• Records for the exercise:
==============================

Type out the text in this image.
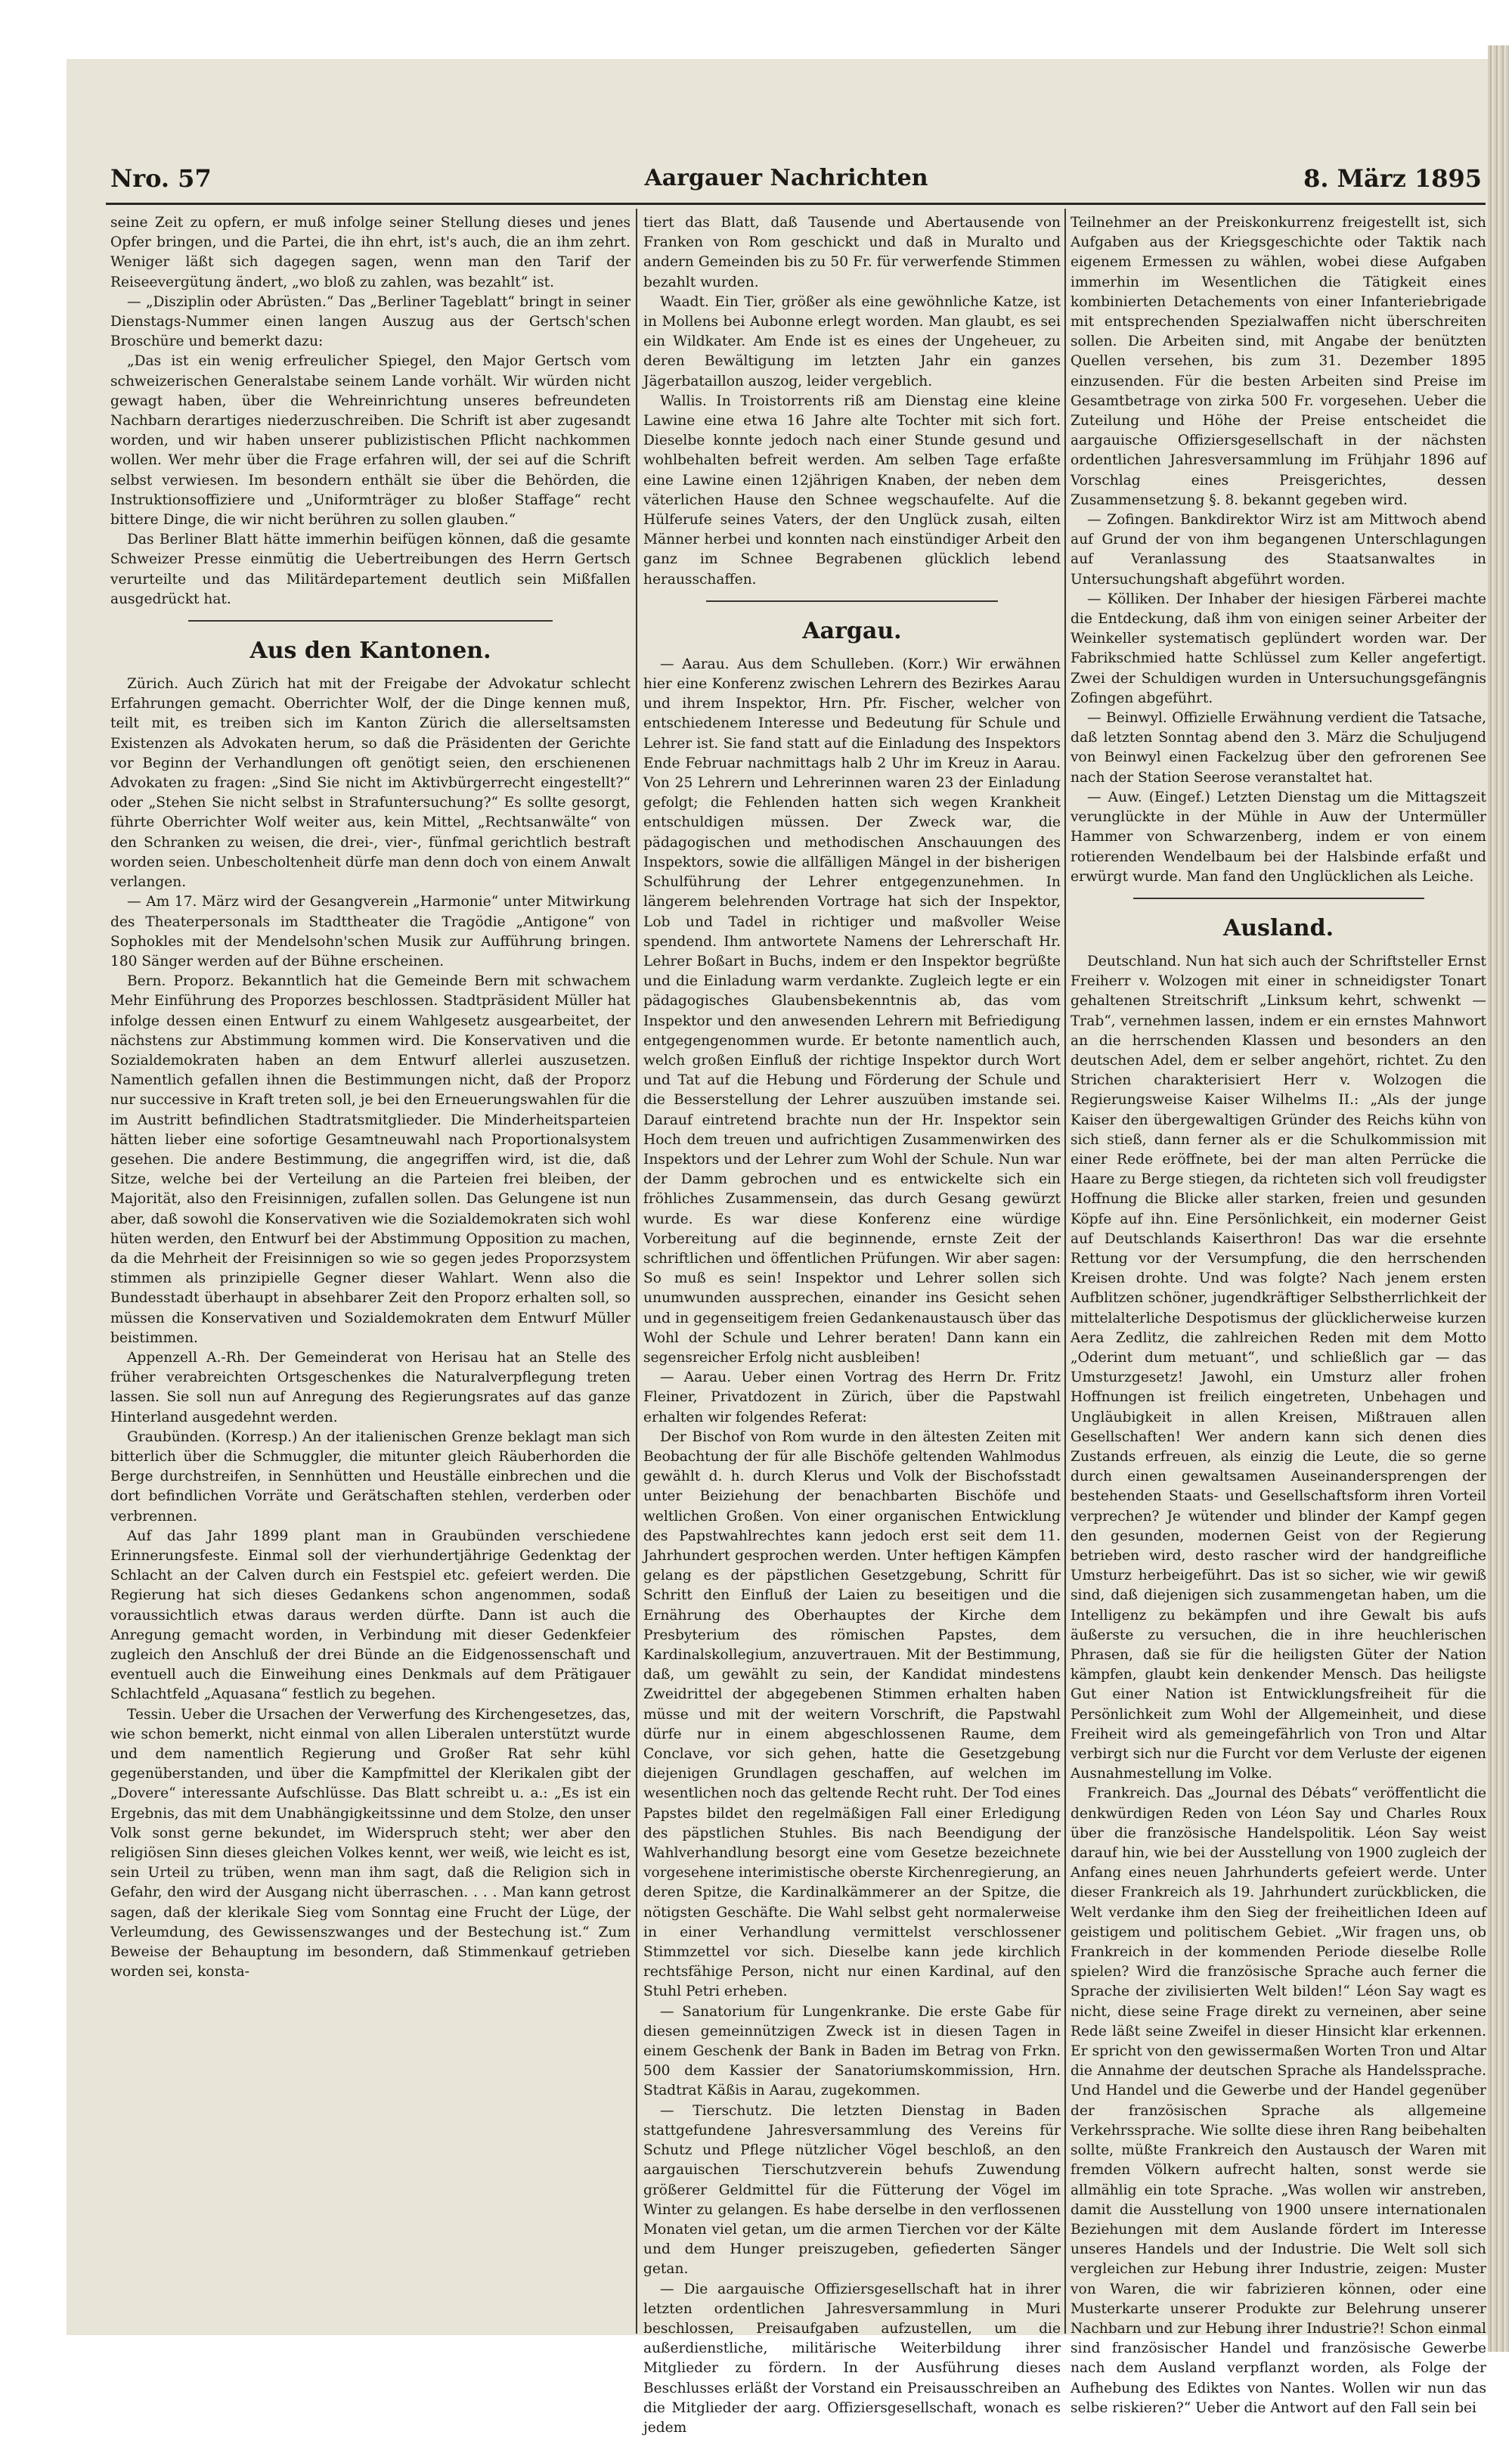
Nro. 57	Aargauer Nachrichten	8. März 1895

seine Zeit zu opfern, er muß infolge seiner Stellung dieses und jenes Opfer bringen, und die Partei, die ihn ehrt, ist's auch, die an ihm zehrt. Weniger läßt sich dagegen sagen, wenn man den Tarif der Reiseevergütung ändert, „wo bloß zu zahlen, was bezahlt“ ist.

— „Disziplin oder Abrüsten.“ Das „Berliner Tageblatt“ bringt in seiner Dienstags-Nummer einen langen Auszug aus der Gertsch'schen Broschüre und bemerkt dazu:

„Das ist ein wenig erfreulicher Spiegel, den Major Gertsch vom schweizerischen Generalstabe seinem Lande vorhält. Wir würden nicht gewagt haben, über die Wehreinrichtung unseres befreundeten Nachbarn derartiges niederzuschreiben. Die Schrift ist aber zugesandt worden, und wir haben unserer publizistischen Pflicht nachkommen wollen. Wer mehr über die Frage erfahren will, der sei auf die Schrift selbst verwiesen. Im besondern enthält sie über die Behörden, die Instruktionsoffiziere und „Uniformträger zu bloßer Staffage“ recht bittere Dinge, die wir nicht berühren zu sollen glauben.“

Das Berliner Blatt hätte immerhin beifügen können, daß die gesamte Schweizer Presse einmütig die Uebertreibungen des Herrn Gertsch verurteilte und das Militärdepartement deutlich sein Mißfallen ausgedrückt hat.

Aus den Kantonen.

Zürich. Auch Zürich hat mit der Freigabe der Advokatur schlecht Erfahrungen gemacht. Oberrichter Wolf, der die Dinge kennen muß, teilt mit, es treiben sich im Kanton Zürich die allerseltsamsten Existenzen als Advokaten herum, so daß die Präsidenten der Gerichte vor Beginn der Verhandlungen oft genötigt seien, den erschienenen Advokaten zu fragen: „Sind Sie nicht im Aktivbürgerrecht eingestellt?“ oder „Stehen Sie nicht selbst in Strafuntersuchung?“ Es sollte gesorgt, führte Oberrichter Wolf weiter aus, kein Mittel, „Rechtsanwälte“ von den Schranken zu weisen, die drei-, vier-, fünfmal gerichtlich bestraft worden seien. Unbescholtenheit dürfe man denn doch von einem Anwalt verlangen.

— Am 17. März wird der Gesangverein „Harmonie“ unter Mitwirkung des Theaterpersonals im Stadttheater die Tragödie „Antigone“ von Sophokles mit der Mendelsohn'schen Musik zur Aufführung bringen. 180 Sänger werden auf der Bühne erscheinen.

Bern. Proporz. Bekanntlich hat die Gemeinde Bern mit schwachem Mehr Einführung des Proporzes beschlossen. Stadtpräsident Müller hat infolge dessen einen Entwurf zu einem Wahlgesetz ausgearbeitet, der nächstens zur Abstimmung kommen wird. Die Konservativen und die Sozialdemokraten haben an dem Entwurf allerlei auszusetzen. Namentlich gefallen ihnen die Bestimmungen nicht, daß der Proporz nur successive in Kraft treten soll, je bei den Erneuerungswahlen für die im Austritt befindlichen Stadtratsmitglieder. Die Minderheitsparteien hätten lieber eine sofortige Gesamtneuwahl nach Proportionalsystem gesehen. Die andere Bestimmung, die angegriffen wird, ist die, daß Sitze, welche bei der Verteilung an die Parteien frei bleiben, der Majorität, also den Freisinnigen, zufallen sollen. Das Gelungene ist nun aber, daß sowohl die Konservativen wie die Sozialdemokraten sich wohl hüten werden, den Entwurf bei der Abstimmung Opposition zu machen, da die Mehrheit der Freisinnigen so wie so gegen jedes Proporzsystem stimmen als prinzipielle Gegner dieser Wahlart. Wenn also die Bundesstadt überhaupt in absehbarer Zeit den Proporz erhalten soll, so müssen die Konservativen und Sozialdemokraten dem Entwurf Müller beistimmen.

Appenzell A.-Rh. Der Gemeinderat von Herisau hat an Stelle des früher verabreichten Ortsgeschenkes die Naturalverpflegung treten lassen. Sie soll nun auf Anregung des Regierungsrates auf das ganze Hinterland ausgedehnt werden.

Graubünden. (Korresp.) An der italienischen Grenze beklagt man sich bitterlich über die Schmuggler, die mitunter gleich Räuberhorden die Berge durchstreifen, in Sennhütten und Heuställe einbrechen und die dort befindlichen Vorräte und Gerätschaften stehlen, verderben oder verbrennen.

Auf das Jahr 1899 plant man in Graubünden verschiedene Erinnerungsfeste. Einmal soll der vierhundertjährige Gedenktag der Schlacht an der Calven durch ein Festspiel etc. gefeiert werden. Die Regierung hat sich dieses Gedankens schon angenommen, sodaß voraussichtlich etwas daraus werden dürfte. Dann ist auch die Anregung gemacht worden, in Verbindung mit dieser Gedenkfeier zugleich den Anschluß der drei Bünde an die Eidgenossenschaft und eventuell auch die Einweihung eines Denkmals auf dem Prätigauer Schlachtfeld „Aquasana“ festlich zu begehen.

Tessin. Ueber die Ursachen der Verwerfung des Kirchengesetzes, das, wie schon bemerkt, nicht einmal von allen Liberalen unterstützt wurde und dem namentlich Regierung und Großer Rat sehr kühl gegenüberstanden, und über die Kampfmittel der Klerikalen gibt der „Dovere“ interessante Aufschlüsse. Das Blatt schreibt u. a.: „Es ist ein Ergebnis, das mit dem Unabhängigkeitssinne und dem Stolze, den unser Volk sonst gerne bekundet, im Widerspruch steht; wer aber den religiösen Sinn dieses gleichen Volkes kennt, wer weiß, wie leicht es ist, sein Urteil zu trüben, wenn man ihm sagt, daß die Religion sich in Gefahr, den wird der Ausgang nicht überraschen. . . . Man kann getrost sagen, daß der klerikale Sieg vom Sonntag eine Frucht der Lüge, der Verleumdung, des Gewissenszwanges und der Bestechung ist.“ Zum Beweise der Behauptung im besondern, daß Stimmenkauf getrieben worden sei, konsta-

tiert das Blatt, daß Tausende und Abertausende von Franken von Rom geschickt und daß in Muralto und andern Gemeinden bis zu 50 Fr. für verwerfende Stimmen bezahlt wurden.

Waadt. Ein Tier, größer als eine gewöhnliche Katze, ist in Mollens bei Aubonne erlegt worden. Man glaubt, es sei ein Wildkater. Am Ende ist es eines der Ungeheuer, zu deren Bewältigung im letzten Jahr ein ganzes Jägerbataillon auszog, leider vergeblich.

Wallis. In Troistorrents riß am Dienstag eine kleine Lawine eine etwa 16 Jahre alte Tochter mit sich fort. Dieselbe konnte jedoch nach einer Stunde gesund und wohlbehalten befreit werden. Am selben Tage erfaßte eine Lawine einen 12jährigen Knaben, der neben dem väterlichen Hause den Schnee wegschaufelte. Auf die Hülferufe seines Vaters, der den Unglück zusah, eilten Männer herbei und konnten nach einstündiger Arbeit den ganz im Schnee Begrabenen glücklich lebend herausschaffen.

Aargau.

— Aarau. Aus dem Schulleben. (Korr.) Wir erwähnen hier eine Konferenz zwischen Lehrern des Bezirkes Aarau und ihrem Inspektor, Hrn. Pfr. Fischer, welcher von entschiedenem Interesse und Bedeutung für Schule und Lehrer ist. Sie fand statt auf die Einladung des Inspektors Ende Februar nachmittags halb 2 Uhr im Kreuz in Aarau. Von 25 Lehrern und Lehrerinnen waren 23 der Einladung gefolgt; die Fehlenden hatten sich wegen Krankheit entschuldigen müssen. Der Zweck war, die pädagogischen und methodischen Anschauungen des Inspektors, sowie die allfälligen Mängel in der bisherigen Schulführung der Lehrer entgegenzunehmen. In längerem belehrenden Vortrage hat sich der Inspektor, Lob und Tadel in richtiger und maßvoller Weise spendend. Ihm antwortete Namens der Lehrerschaft Hr. Lehrer Boßart in Buchs, indem er den Inspektor begrüßte und die Einladung warm verdankte. Zugleich legte er ein pädagogisches Glaubensbekenntnis ab, das vom Inspektor und den anwesenden Lehrern mit Befriedigung entgegengenommen wurde. Er betonte namentlich auch, welch großen Einfluß der richtige Inspektor durch Wort und Tat auf die Hebung und Förderung der Schule und die Besserstellung der Lehrer auszuüben imstande sei. Darauf eintretend brachte nun der Hr. Inspektor sein Hoch dem treuen und aufrichtigen Zusammenwirken des Inspektors und der Lehrer zum Wohl der Schule. Nun war der Damm gebrochen und es entwickelte sich ein fröhliches Zusammensein, das durch Gesang gewürzt wurde. Es war diese Konferenz eine würdige Vorbereitung auf die beginnende, ernste Zeit der schriftlichen und öffentlichen Prüfungen. Wir aber sagen: So muß es sein! Inspektor und Lehrer sollen sich unumwunden aussprechen, einander ins Gesicht sehen und in gegenseitigem freien Gedankenaustausch über das Wohl der Schule und Lehrer beraten! Dann kann ein segensreicher Erfolg nicht ausbleiben!

— Aarau. Ueber einen Vortrag des Herrn Dr. Fritz Fleiner, Privatdozent in Zürich, über die Papstwahl erhalten wir folgendes Referat:

Der Bischof von Rom wurde in den ältesten Zeiten mit Beobachtung der für alle Bischöfe geltenden Wahlmodus gewählt d. h. durch Klerus und Volk der Bischofsstadt unter Beiziehung der benachbarten Bischöfe und weltlichen Großen. Von einer organischen Entwicklung des Papstwahlrechtes kann jedoch erst seit dem 11. Jahrhundert gesprochen werden. Unter heftigen Kämpfen gelang es der päpstlichen Gesetzgebung, Schritt für Schritt den Einfluß der Laien zu beseitigen und die Ernährung des Oberhauptes der Kirche dem Presbyterium des römischen Papstes, dem Kardinalskollegium, anzuvertrauen. Mit der Bestimmung, daß, um gewählt zu sein, der Kandidat mindestens Zweidrittel der abgegebenen Stimmen erhalten haben müsse und mit der weitern Vorschrift, die Papstwahl dürfe nur in einem abgeschlossenen Raume, dem Conclave, vor sich gehen, hatte die Gesetzgebung diejenigen Grundlagen geschaffen, auf welchen im wesentlichen noch das geltende Recht ruht. Der Tod eines Papstes bildet den regelmäßigen Fall einer Erledigung des päpstlichen Stuhles. Bis nach Beendigung der Wahlverhandlung besorgt eine vom Gesetze bezeichnete vorgesehene interimistische oberste Kirchenregierung, an deren Spitze, die Kardinalkämmerer an der Spitze, die nötigsten Geschäfte. Die Wahl selbst geht normalerweise in einer Verhandlung vermittelst verschlossener Stimmzettel vor sich. Dieselbe kann jede kirchlich rechtsfähige Person, nicht nur einen Kardinal, auf den Stuhl Petri erheben.

— Sanatorium für Lungenkranke. Die erste Gabe für diesen gemeinnützigen Zweck ist in diesen Tagen in einem Geschenk der Bank in Baden im Betrag von Frkn. 500 dem Kassier der Sanatoriumskommission, Hrn. Stadtrat Käßis in Aarau, zugekommen.

— Tierschutz. Die letzten Dienstag in Baden stattgefundene Jahresversammlung des Vereins für Schutz und Pflege nützlicher Vögel beschloß, an den aargauischen Tierschutzverein behufs Zuwendung größerer Geldmittel für die Fütterung der Vögel im Winter zu gelangen. Es habe derselbe in den verflossenen Monaten viel getan, um die armen Tierchen vor der Kälte und dem Hunger preiszugeben, gefiederten Sänger getan.

— Die aargauische Offiziersgesellschaft hat in ihrer letzten ordentlichen Jahresversammlung in Muri beschlossen, Preisaufgaben aufzustellen, um die außerdienstliche, militärische Weiterbildung ihrer Mitglieder zu fördern. In der Ausführung dieses Beschlusses erläßt der Vorstand ein Preisausschreiben an die Mitglieder der aarg. Offiziersgesellschaft, wonach es jedem

Teilnehmer an der Preiskonkurrenz freigestellt ist, sich Aufgaben aus der Kriegsgeschichte oder Taktik nach eigenem Ermessen zu wählen, wobei diese Aufgaben immerhin im Wesentlichen die Tätigkeit eines kombinierten Detachements von einer Infanteriebrigade mit entsprechenden Spezialwaffen nicht überschreiten sollen. Die Arbeiten sind, mit Angabe der benützten Quellen versehen, bis zum 31. Dezember 1895 einzusenden. Für die besten Arbeiten sind Preise im Gesamtbetrage von zirka 500 Fr. vorgesehen. Ueber die Zuteilung und Höhe der Preise entscheidet die aargauische Offiziersgesellschaft in der nächsten ordentlichen Jahresversammlung im Frühjahr 1896 auf Vorschlag eines Preisgerichtes, dessen Zusammensetzung §. 8. bekannt gegeben wird.

— Zofingen. Bankdirektor Wirz ist am Mittwoch abend auf Grund der von ihm begangenen Unterschlagungen auf Veranlassung des Staatsanwaltes in Untersuchungshaft abgeführt worden.

— Kölliken. Der Inhaber der hiesigen Färberei machte die Entdeckung, daß ihm von einigen seiner Arbeiter der Weinkeller systematisch geplündert worden war. Der Fabrikschmied hatte Schlüssel zum Keller angefertigt. Zwei der Schuldigen wurden in Untersuchungsgefängnis Zofingen abgeführt.

— Beinwyl. Offizielle Erwähnung verdient die Tatsache, daß letzten Sonntag abend den 3. März die Schuljugend von Beinwyl einen Fackelzug über den gefrorenen See nach der Station Seerose veranstaltet hat.

— Auw. (Eingef.) Letzten Dienstag um die Mittagszeit verunglückte in der Mühle in Auw der Untermüller Hammer von Schwarzenberg, indem er von einem rotierenden Wendelbaum bei der Halsbinde erfaßt und erwürgt wurde. Man fand den Unglücklichen als Leiche.

Ausland.

Deutschland. Nun hat sich auch der Schriftsteller Ernst Freiherr v. Wolzogen mit einer in schneidigster Tonart gehaltenen Streitschrift „Linksum kehrt, schwenkt — Trab“, vernehmen lassen, indem er ein ernstes Mahnwort an die herrschenden Klassen und besonders an den deutschen Adel, dem er selber angehört, richtet. Zu den Strichen charakterisiert Herr v. Wolzogen die Regierungsweise Kaiser Wilhelms II.: „Als der junge Kaiser den übergewaltigen Gründer des Reichs kühn von sich stieß, dann ferner als er die Schulkommission mit einer Rede eröffnete, bei der man alten Perrücke die Haare zu Berge stiegen, da richteten sich voll freudigster Hoffnung die Blicke aller starken, freien und gesunden Köpfe auf ihn. Eine Persönlichkeit, ein moderner Geist auf Deutschlands Kaiserthron! Das war die ersehnte Rettung vor der Versumpfung, die den herrschenden Kreisen drohte. Und was folgte? Nach jenem ersten Aufblitzen schöner, jugendkräftiger Selbstherrlichkeit der mittelalterliche Despotismus der glücklicherweise kurzen Aera Zedlitz, die zahlreichen Reden mit dem Motto „Oderint dum metuant“, und schließlich gar — das Umsturzgesetz! Jawohl, ein Umsturz aller frohen Hoffnungen ist freilich eingetreten, Unbehagen und Ungläubigkeit in allen Kreisen, Mißtrauen allen Gesellschaften! Wer andern kann sich denen dies Zustands erfreuen, als einzig die Leute, die so gerne durch einen gewaltsamen Auseinandersprengen der bestehenden Staats- und Gesellschaftsform ihren Vorteil verprechen? Je wütender und blinder der Kampf gegen den gesunden, modernen Geist von der Regierung betrieben wird, desto rascher wird der handgreifliche Umsturz herbeigeführt. Das ist so sicher, wie wir gewiß sind, daß diejenigen sich zusammengetan haben, um die Intelligenz zu bekämpfen und ihre Gewalt bis aufs äußerste zu versuchen, die in ihre heuchlerischen Phrasen, daß sie für die heiligsten Güter der Nation kämpfen, glaubt kein denkender Mensch. Das heiligste Gut einer Nation ist Entwicklungsfreiheit für die Persönlichkeit zum Wohl der Allgemeinheit, und diese Freiheit wird als gemeingefährlich von Tron und Altar verbirgt sich nur die Furcht vor dem Verluste der eigenen Ausnahmestellung im Volke.

Frankreich. Das „Journal des Débats“ veröffentlicht die denkwürdigen Reden von Léon Say und Charles Roux über die französische Handelspolitik. Léon Say weist darauf hin, wie bei der Ausstellung von 1900 zugleich der Anfang eines neuen Jahrhunderts gefeiert werde. Unter dieser Frankreich als 19. Jahrhundert zurückblicken, die Welt verdanke ihm den Sieg der freiheitlichen Ideen auf geistigem und politischem Gebiet. „Wir fragen uns, ob Frankreich in der kommenden Periode dieselbe Rolle spielen? Wird die französische Sprache auch ferner die Sprache der zivilisierten Welt bilden!“ Léon Say wagt es nicht, diese seine Frage direkt zu verneinen, aber seine Rede läßt seine Zweifel in dieser Hinsicht klar erkennen. Er spricht von den gewissermaßen Worten Tron und Altar die Annahme der deutschen Sprache als Handelssprache. Und Handel und die Gewerbe und der Handel gegenüber der französischen Sprache als allgemeine Verkehrssprache. Wie sollte diese ihren Rang beibehalten sollte, müßte Frankreich den Austausch der Waren mit fremden Völkern aufrecht halten, sonst werde sie allmählig ein tote Sprache. „Was wollen wir anstreben, damit die Ausstellung von 1900 unsere internationalen Beziehungen mit dem Auslande fördert im Interesse unseres Handels und der Industrie. Die Welt soll sich vergleichen zur Hebung ihrer Industrie, zeigen: Muster von Waren, die wir fabrizieren können, oder eine Musterkarte unserer Produkte zur Belehrung unserer Nachbarn und zur Hebung ihrer Industrie?! Schon einmal sind französischer Handel und französische Gewerbe nach dem Ausland verpflanzt worden, als Folge der Aufhebung des Ediktes von Nantes. Wollen wir nun das selbe riskieren?“ Ueber die Antwort auf den Fall sein bei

==============================

• Work instructions:
Gather all lines of the records that include the word "Gertsch".

• The completed task:
— „Disziplin oder Abrüsten.“ Das „Berliner Tageblatt“ bringt in seiner Dienstags-Nummer einen langen Auszug aus der Gertsch'schen Broschüre und bemerkt dazu:
„Das ist ein wenig erfreulicher Spiegel, den Major Gertsch vom schweizerischen Generalstabe seinem Lande vorhält. Wir würden nicht gewagt haben, über die Wehreinrichtung unseres befreundeten Nachbarn derartiges niederzuschreiben. Die Schrift ist aber zugesandt worden, und wir haben unserer publizistischen Pflicht nachkommen wollen. Wer mehr über die Frage erfahren will, der sei auf die Schrift selbst verwiesen. Im besondern enthält sie über die Behörden, die Instruktionsoffiziere und „Uniformträger zu bloßer Staffage“ recht bittere Dinge, die wir nicht berühren zu sollen glauben.“
Das Berliner Blatt hätte immerhin beifügen können, daß die gesamte Schweizer Presse einmütig die Uebertreibungen des Herrn Gertsch verurteilte und das Militärdepartement deutlich sein Mißfallen ausgedrückt hat.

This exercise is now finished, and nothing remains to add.